**SHORT TASK:**
Set down the material below in full, matching it exactly.

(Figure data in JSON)
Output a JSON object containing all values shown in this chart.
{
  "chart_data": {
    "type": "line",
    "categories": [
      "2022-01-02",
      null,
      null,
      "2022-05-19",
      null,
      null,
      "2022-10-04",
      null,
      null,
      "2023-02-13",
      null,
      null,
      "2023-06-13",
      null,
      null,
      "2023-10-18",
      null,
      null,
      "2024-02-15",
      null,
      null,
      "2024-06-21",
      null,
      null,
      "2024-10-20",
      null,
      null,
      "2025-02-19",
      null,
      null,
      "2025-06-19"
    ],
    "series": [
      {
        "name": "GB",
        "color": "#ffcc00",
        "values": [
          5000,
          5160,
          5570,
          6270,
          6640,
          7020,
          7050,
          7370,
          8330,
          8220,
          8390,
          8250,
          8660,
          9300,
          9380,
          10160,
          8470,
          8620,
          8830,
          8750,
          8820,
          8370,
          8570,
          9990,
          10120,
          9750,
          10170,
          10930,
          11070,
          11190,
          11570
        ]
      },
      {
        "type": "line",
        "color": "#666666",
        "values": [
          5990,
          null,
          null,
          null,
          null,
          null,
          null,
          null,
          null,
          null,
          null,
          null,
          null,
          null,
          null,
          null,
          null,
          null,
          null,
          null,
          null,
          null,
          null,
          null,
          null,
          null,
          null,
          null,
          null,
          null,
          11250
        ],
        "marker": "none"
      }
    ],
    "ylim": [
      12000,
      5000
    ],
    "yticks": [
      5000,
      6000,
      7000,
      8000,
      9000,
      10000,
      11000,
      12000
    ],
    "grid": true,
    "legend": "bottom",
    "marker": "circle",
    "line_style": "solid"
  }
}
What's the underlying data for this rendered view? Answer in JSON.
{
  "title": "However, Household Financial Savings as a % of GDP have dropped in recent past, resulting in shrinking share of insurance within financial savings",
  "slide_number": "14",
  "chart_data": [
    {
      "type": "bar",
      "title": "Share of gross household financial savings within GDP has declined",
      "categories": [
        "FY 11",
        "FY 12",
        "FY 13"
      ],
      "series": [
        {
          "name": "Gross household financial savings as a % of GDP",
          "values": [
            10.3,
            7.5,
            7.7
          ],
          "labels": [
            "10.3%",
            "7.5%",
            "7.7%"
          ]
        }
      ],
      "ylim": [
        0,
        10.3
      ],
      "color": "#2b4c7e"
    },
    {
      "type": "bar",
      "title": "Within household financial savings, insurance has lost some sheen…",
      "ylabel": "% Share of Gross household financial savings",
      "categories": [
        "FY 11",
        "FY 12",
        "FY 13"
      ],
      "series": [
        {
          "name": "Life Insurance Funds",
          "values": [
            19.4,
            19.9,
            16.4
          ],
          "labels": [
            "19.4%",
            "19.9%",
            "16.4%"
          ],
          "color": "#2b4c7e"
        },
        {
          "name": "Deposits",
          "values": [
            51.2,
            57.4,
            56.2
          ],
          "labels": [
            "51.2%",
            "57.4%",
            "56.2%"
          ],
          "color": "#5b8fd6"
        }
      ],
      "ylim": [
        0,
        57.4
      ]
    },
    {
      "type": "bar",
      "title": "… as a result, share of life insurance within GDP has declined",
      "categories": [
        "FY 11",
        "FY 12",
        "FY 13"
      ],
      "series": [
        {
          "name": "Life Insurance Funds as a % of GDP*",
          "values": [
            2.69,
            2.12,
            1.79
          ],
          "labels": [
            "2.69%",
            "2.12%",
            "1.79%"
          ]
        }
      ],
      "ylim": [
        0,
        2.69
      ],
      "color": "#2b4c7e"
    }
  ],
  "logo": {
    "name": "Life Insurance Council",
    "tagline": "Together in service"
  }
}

**PROBLEM SOLUTION:**
Output a JSON object containing all values shown in this chart.
{
  "chart_data": {
    "type": "line",
    "categories": [
      "2022-01-02",
      null,
      null,
      "2022-05-19",
      null,
      null,
      "2022-10-04",
      null,
      null,
      "2023-02-13",
      null,
      null,
      "2023-06-13",
      null,
      null,
      "2023-10-18",
      null,
      null,
      "2024-02-15",
      null,
      null,
      "2024-06-21",
      null,
      null,
      "2024-10-20",
      null,
      null,
      "2025-02-19",
      null,
      null,
      "2025-06-19"
    ],
    "series": [
      {
        "name": "GB",
        "color": "#ffcc00",
        "values": [
          5000,
          5160,
          5570,
          6270,
          6640,
          7020,
          7050,
          7370,
          8330,
          8220,
          8390,
          8250,
          8660,
          9300,
          9380,
          10160,
          8470,
          8620,
          8830,
          8750,
          8820,
          8370,
          8570,
          9990,
          10120,
          9750,
          10170,
          10930,
          11070,
          11190,
          11570
        ]
      },
      {
        "type": "line",
        "color": "#666666",
        "values": [
          5990,
          null,
          null,
          null,
          null,
          null,
          null,
          null,
          null,
          null,
          null,
          null,
          null,
          null,
          null,
          null,
          null,
          null,
          null,
          null,
          null,
          null,
          null,
          null,
          null,
          null,
          null,
          null,
          null,
          null,
          11250
        ],
        "marker": "none"
      }
    ],
    "ylim": [
      12000,
      5000
    ],
    "yticks": [
      5000,
      6000,
      7000,
      8000,
      9000,
      10000,
      11000,
      12000
    ],
    "grid": true,
    "legend": "bottom",
    "marker": "circle",
    "line_style": "solid"
  }
}
What's the underlying data for this rendered view? Answer in JSON.
{
  "title": "However, Household Financial Savings as a % of GDP have dropped in recent past, resulting in shrinking share of insurance within financial savings",
  "slide_number": "14",
  "chart_data": [
    {
      "type": "bar",
      "title": "Share of gross household financial savings within GDP has declined",
      "categories": [
        "FY 11",
        "FY 12",
        "FY 13"
      ],
      "series": [
        {
          "name": "Gross household financial savings as a % of GDP",
          "values": [
            10.3,
            7.5,
            7.7
          ],
          "labels": [
            "10.3%",
            "7.5%",
            "7.7%"
          ]
        }
      ],
      "ylim": [
        0,
        10.3
      ],
      "color": "#2b4c7e"
    },
    {
      "type": "bar",
      "title": "Within household financial savings, insurance has lost some sheen…",
      "ylabel": "% Share of Gross household financial savings",
      "categories": [
        "FY 11",
        "FY 12",
        "FY 13"
      ],
      "series": [
        {
          "name": "Life Insurance Funds",
          "values": [
            19.4,
            19.9,
            16.4
          ],
          "labels": [
            "19.4%",
            "19.9%",
            "16.4%"
          ],
          "color": "#2b4c7e"
        },
        {
          "name": "Deposits",
          "values": [
            51.2,
            57.4,
            56.2
          ],
          "labels": [
            "51.2%",
            "57.4%",
            "56.2%"
          ],
          "color": "#5b8fd6"
        }
      ],
      "ylim": [
        0,
        57.4
      ]
    },
    {
      "type": "bar",
      "title": "… as a result, share of life insurance within GDP has declined",
      "categories": [
        "FY 11",
        "FY 12",
        "FY 13"
      ],
      "series": [
        {
          "name": "Life Insurance Funds as a % of GDP*",
          "values": [
            2.69,
            2.12,
            1.79
          ],
          "labels": [
            "2.69%",
            "2.12%",
            "1.79%"
          ]
        }
      ],
      "ylim": [
        0,
        2.69
      ],
      "color": "#2b4c7e"
    }
  ],
  "logo": {
    "name": "Life Insurance Council",
    "tagline": "Together in service"
  }
}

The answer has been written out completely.